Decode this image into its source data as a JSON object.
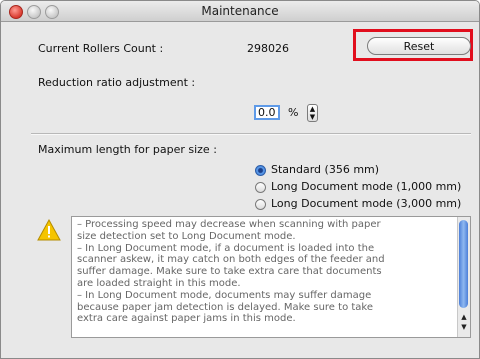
{
  "window": {
    "title": "Maintenance"
  },
  "rollers": {
    "label": "Current Rollers Count :",
    "value": "298026",
    "reset_label": "Reset"
  },
  "reduction": {
    "label": "Reduction ratio adjustment :",
    "value": "0.0",
    "unit": "%"
  },
  "paper": {
    "label": "Maximum length for paper size :",
    "options": [
      {
        "label": "Standard (356 mm)",
        "selected": true
      },
      {
        "label": "Long Document mode (1,000 mm)",
        "selected": false
      },
      {
        "label": "Long Document mode (3,000 mm)",
        "selected": false
      }
    ]
  },
  "message": {
    "lines": [
      "– Processing speed may decrease when scanning with paper",
      "size detection set to Long Document mode.",
      "– In Long Document mode, if a document is loaded into the",
      "scanner askew, it may catch on both edges of the feeder and",
      "suffer damage. Make sure to take extra care that documents",
      "are loaded straight in this mode.",
      "– In Long Document mode, documents may suffer damage",
      "because paper jam detection is delayed. Make sure to take",
      "extra care against paper jams in this mode."
    ]
  },
  "icons": {
    "warning": "warning-icon",
    "stepper": "stepper-icon"
  },
  "colors": {
    "highlight": "#e10e1d",
    "focus": "#5e9ae8",
    "warning": "#f5c400"
  }
}
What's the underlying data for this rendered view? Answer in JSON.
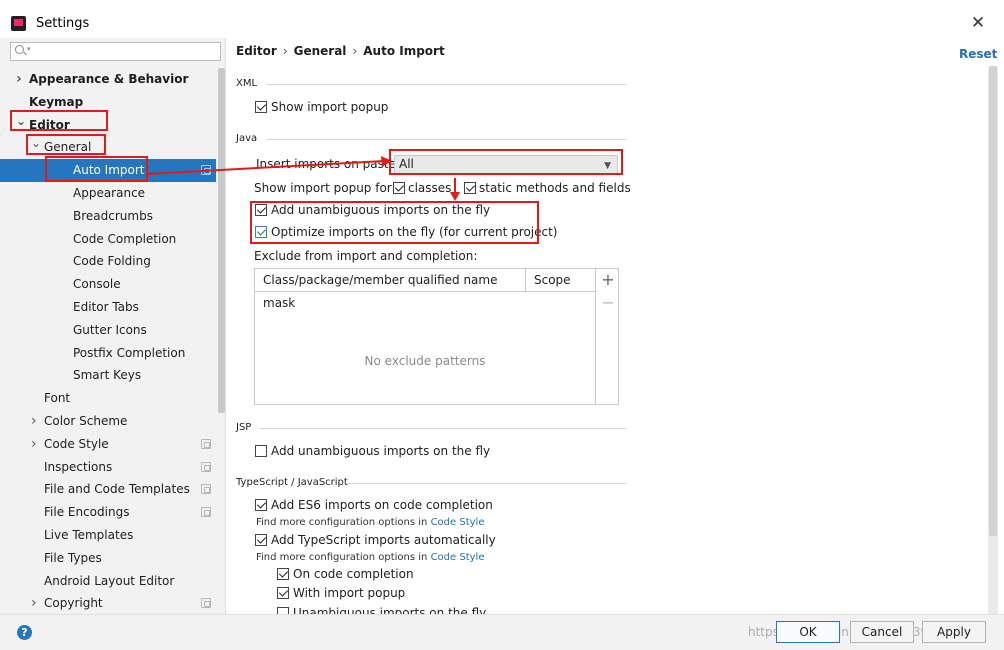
{
  "window": {
    "title": "Settings",
    "close_glyph": "✕"
  },
  "sidebar": {
    "search_placeholder": "",
    "items": [
      {
        "label": "Appearance & Behavior",
        "level": 0,
        "bold": true,
        "arrow": "right"
      },
      {
        "label": "Keymap",
        "level": 0,
        "bold": true,
        "arrow": ""
      },
      {
        "label": "Editor",
        "level": 0,
        "bold": true,
        "arrow": "down"
      },
      {
        "label": "General",
        "level": 1,
        "bold": false,
        "arrow": "down"
      },
      {
        "label": "Auto Import",
        "level": 2,
        "bold": false,
        "arrow": "",
        "selected": true,
        "project": true
      },
      {
        "label": "Appearance",
        "level": 2,
        "bold": false,
        "arrow": ""
      },
      {
        "label": "Breadcrumbs",
        "level": 2,
        "bold": false,
        "arrow": ""
      },
      {
        "label": "Code Completion",
        "level": 2,
        "bold": false,
        "arrow": ""
      },
      {
        "label": "Code Folding",
        "level": 2,
        "bold": false,
        "arrow": ""
      },
      {
        "label": "Console",
        "level": 2,
        "bold": false,
        "arrow": ""
      },
      {
        "label": "Editor Tabs",
        "level": 2,
        "bold": false,
        "arrow": ""
      },
      {
        "label": "Gutter Icons",
        "level": 2,
        "bold": false,
        "arrow": ""
      },
      {
        "label": "Postfix Completion",
        "level": 2,
        "bold": false,
        "arrow": ""
      },
      {
        "label": "Smart Keys",
        "level": 2,
        "bold": false,
        "arrow": ""
      },
      {
        "label": "Font",
        "level": 1,
        "bold": false,
        "arrow": ""
      },
      {
        "label": "Color Scheme",
        "level": 1,
        "bold": false,
        "arrow": "right"
      },
      {
        "label": "Code Style",
        "level": 1,
        "bold": false,
        "arrow": "right",
        "project": true
      },
      {
        "label": "Inspections",
        "level": 1,
        "bold": false,
        "arrow": "",
        "project": true
      },
      {
        "label": "File and Code Templates",
        "level": 1,
        "bold": false,
        "arrow": "",
        "project": true
      },
      {
        "label": "File Encodings",
        "level": 1,
        "bold": false,
        "arrow": "",
        "project": true
      },
      {
        "label": "Live Templates",
        "level": 1,
        "bold": false,
        "arrow": ""
      },
      {
        "label": "File Types",
        "level": 1,
        "bold": false,
        "arrow": ""
      },
      {
        "label": "Android Layout Editor",
        "level": 1,
        "bold": false,
        "arrow": ""
      },
      {
        "label": "Copyright",
        "level": 1,
        "bold": false,
        "arrow": "right",
        "project": true
      }
    ]
  },
  "content": {
    "breadcrumb": [
      "Editor",
      "General",
      "Auto Import"
    ],
    "breadcrumb_sep": "›",
    "reset_label": "Reset",
    "xml": {
      "section": "XML",
      "show_import_popup": {
        "label": "Show import popup",
        "checked": true
      }
    },
    "java": {
      "section": "Java",
      "insert_imports_label": "Insert imports on paste:",
      "insert_imports_value": "All",
      "show_popup_for_label": "Show import popup for:",
      "classes": {
        "label": "classes",
        "checked": true
      },
      "static_methods": {
        "label": "static methods and fields",
        "checked": true
      },
      "add_unambiguous": {
        "label": "Add unambiguous imports on the fly",
        "checked": true
      },
      "optimize_imports": {
        "label": "Optimize imports on the fly (for current project)",
        "checked": true
      },
      "exclude_label": "Exclude from import and completion:",
      "table": {
        "columns": [
          "Class/package/member qualified name mask",
          "Scope"
        ],
        "empty_text": "No exclude patterns",
        "add_glyph": "+",
        "remove_glyph": "−"
      }
    },
    "jsp": {
      "section": "JSP",
      "add_unambiguous": {
        "label": "Add unambiguous imports on the fly",
        "checked": false
      }
    },
    "ts": {
      "section": "TypeScript / JavaScript",
      "es6": {
        "label": "Add ES6 imports on code completion",
        "checked": true
      },
      "hint_prefix": "Find more configuration options in",
      "hint_link": "Code Style",
      "ts_auto": {
        "label": "Add TypeScript imports automatically",
        "checked": true
      },
      "on_completion": {
        "label": "On code completion",
        "checked": true
      },
      "with_popup": {
        "label": "With import popup",
        "checked": true
      },
      "unambiguous": {
        "label": "Unambiguous imports on the fly",
        "checked": false
      }
    }
  },
  "footer": {
    "help_glyph": "?",
    "ok_label": "OK",
    "cancel_label": "Cancel",
    "apply_label": "Apply",
    "watermark": "https://blog.csdn.net/qq_38396144"
  },
  "colors": {
    "selection": "#2675bf",
    "link": "#2470b3",
    "annotation": "#e01b1b"
  }
}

*****

• WHAT THIS TASK INVOLVES:
Reproduce each record from above exactly; pictures do not belong in the copy.

• EXERCISE RESPONSE:
Decode this image into its source data as a JSON object.
{
  "window": {
    "title": "Maintenance"
  },
  "rollers": {
    "label": "Current Rollers Count :",
    "value": "298026",
    "reset_label": "Reset"
  },
  "reduction": {
    "label": "Reduction ratio adjustment :",
    "value": "0.0",
    "unit": "%"
  },
  "paper": {
    "label": "Maximum length for paper size :",
    "options": [
      {
        "label": "Standard (356 mm)",
        "selected": true
      },
      {
        "label": "Long Document mode (1,000 mm)",
        "selected": false
      },
      {
        "label": "Long Document mode (3,000 mm)",
        "selected": false
      }
    ]
  },
  "message": {
    "lines": [
      "– Processing speed may decrease when scanning with paper",
      "size detection set to Long Document mode.",
      "– In Long Document mode, if a document is loaded into the",
      "scanner askew, it may catch on both edges of the feeder and",
      "suffer damage. Make sure to take extra care that documents",
      "are loaded straight in this mode.",
      "– In Long Document mode, documents may suffer damage",
      "because paper jam detection is delayed. Make sure to take",
      "extra care against paper jams in this mode."
    ]
  },
  "icons": {
    "warning": "warning-icon",
    "stepper": "stepper-icon"
  },
  "colors": {
    "highlight": "#e10e1d",
    "focus": "#5e9ae8",
    "warning": "#f5c400"
  }
}
What's the underlying data for this rendered view? Answer in JSON.
{
  "window": {
    "title": "Settings",
    "close_glyph": "✕"
  },
  "sidebar": {
    "search_placeholder": "",
    "items": [
      {
        "label": "Appearance & Behavior",
        "level": 0,
        "bold": true,
        "arrow": "right"
      },
      {
        "label": "Keymap",
        "level": 0,
        "bold": true,
        "arrow": ""
      },
      {
        "label": "Editor",
        "level": 0,
        "bold": true,
        "arrow": "down"
      },
      {
        "label": "General",
        "level": 1,
        "bold": false,
        "arrow": "down"
      },
      {
        "label": "Auto Import",
        "level": 2,
        "bold": false,
        "arrow": "",
        "selected": true,
        "project": true
      },
      {
        "label": "Appearance",
        "level": 2,
        "bold": false,
        "arrow": ""
      },
      {
        "label": "Breadcrumbs",
        "level": 2,
        "bold": false,
        "arrow": ""
      },
      {
        "label": "Code Completion",
        "level": 2,
        "bold": false,
        "arrow": ""
      },
      {
        "label": "Code Folding",
        "level": 2,
        "bold": false,
        "arrow": ""
      },
      {
        "label": "Console",
        "level": 2,
        "bold": false,
        "arrow": ""
      },
      {
        "label": "Editor Tabs",
        "level": 2,
        "bold": false,
        "arrow": ""
      },
      {
        "label": "Gutter Icons",
        "level": 2,
        "bold": false,
        "arrow": ""
      },
      {
        "label": "Postfix Completion",
        "level": 2,
        "bold": false,
        "arrow": ""
      },
      {
        "label": "Smart Keys",
        "level": 2,
        "bold": false,
        "arrow": ""
      },
      {
        "label": "Font",
        "level": 1,
        "bold": false,
        "arrow": ""
      },
      {
        "label": "Color Scheme",
        "level": 1,
        "bold": false,
        "arrow": "right"
      },
      {
        "label": "Code Style",
        "level": 1,
        "bold": false,
        "arrow": "right",
        "project": true
      },
      {
        "label": "Inspections",
        "level": 1,
        "bold": false,
        "arrow": "",
        "project": true
      },
      {
        "label": "File and Code Templates",
        "level": 1,
        "bold": false,
        "arrow": "",
        "project": true
      },
      {
        "label": "File Encodings",
        "level": 1,
        "bold": false,
        "arrow": "",
        "project": true
      },
      {
        "label": "Live Templates",
        "level": 1,
        "bold": false,
        "arrow": ""
      },
      {
        "label": "File Types",
        "level": 1,
        "bold": false,
        "arrow": ""
      },
      {
        "label": "Android Layout Editor",
        "level": 1,
        "bold": false,
        "arrow": ""
      },
      {
        "label": "Copyright",
        "level": 1,
        "bold": false,
        "arrow": "right",
        "project": true
      }
    ]
  },
  "content": {
    "breadcrumb": [
      "Editor",
      "General",
      "Auto Import"
    ],
    "breadcrumb_sep": "›",
    "reset_label": "Reset",
    "xml": {
      "section": "XML",
      "show_import_popup": {
        "label": "Show import popup",
        "checked": true
      }
    },
    "java": {
      "section": "Java",
      "insert_imports_label": "Insert imports on paste:",
      "insert_imports_value": "All",
      "show_popup_for_label": "Show import popup for:",
      "classes": {
        "label": "classes",
        "checked": true
      },
      "static_methods": {
        "label": "static methods and fields",
        "checked": true
      },
      "add_unambiguous": {
        "label": "Add unambiguous imports on the fly",
        "checked": true
      },
      "optimize_imports": {
        "label": "Optimize imports on the fly (for current project)",
        "checked": true
      },
      "exclude_label": "Exclude from import and completion:",
      "table": {
        "columns": [
          "Class/package/member qualified name mask",
          "Scope"
        ],
        "empty_text": "No exclude patterns",
        "add_glyph": "+",
        "remove_glyph": "−"
      }
    },
    "jsp": {
      "section": "JSP",
      "add_unambiguous": {
        "label": "Add unambiguous imports on the fly",
        "checked": false
      }
    },
    "ts": {
      "section": "TypeScript / JavaScript",
      "es6": {
        "label": "Add ES6 imports on code completion",
        "checked": true
      },
      "hint_prefix": "Find more configuration options in",
      "hint_link": "Code Style",
      "ts_auto": {
        "label": "Add TypeScript imports automatically",
        "checked": true
      },
      "on_completion": {
        "label": "On code completion",
        "checked": true
      },
      "with_popup": {
        "label": "With import popup",
        "checked": true
      },
      "unambiguous": {
        "label": "Unambiguous imports on the fly",
        "checked": false
      }
    }
  },
  "footer": {
    "help_glyph": "?",
    "ok_label": "OK",
    "cancel_label": "Cancel",
    "apply_label": "Apply",
    "watermark": "https://blog.csdn.net/qq_38396144"
  },
  "colors": {
    "selection": "#2675bf",
    "link": "#2470b3",
    "annotation": "#e01b1b"
  }
}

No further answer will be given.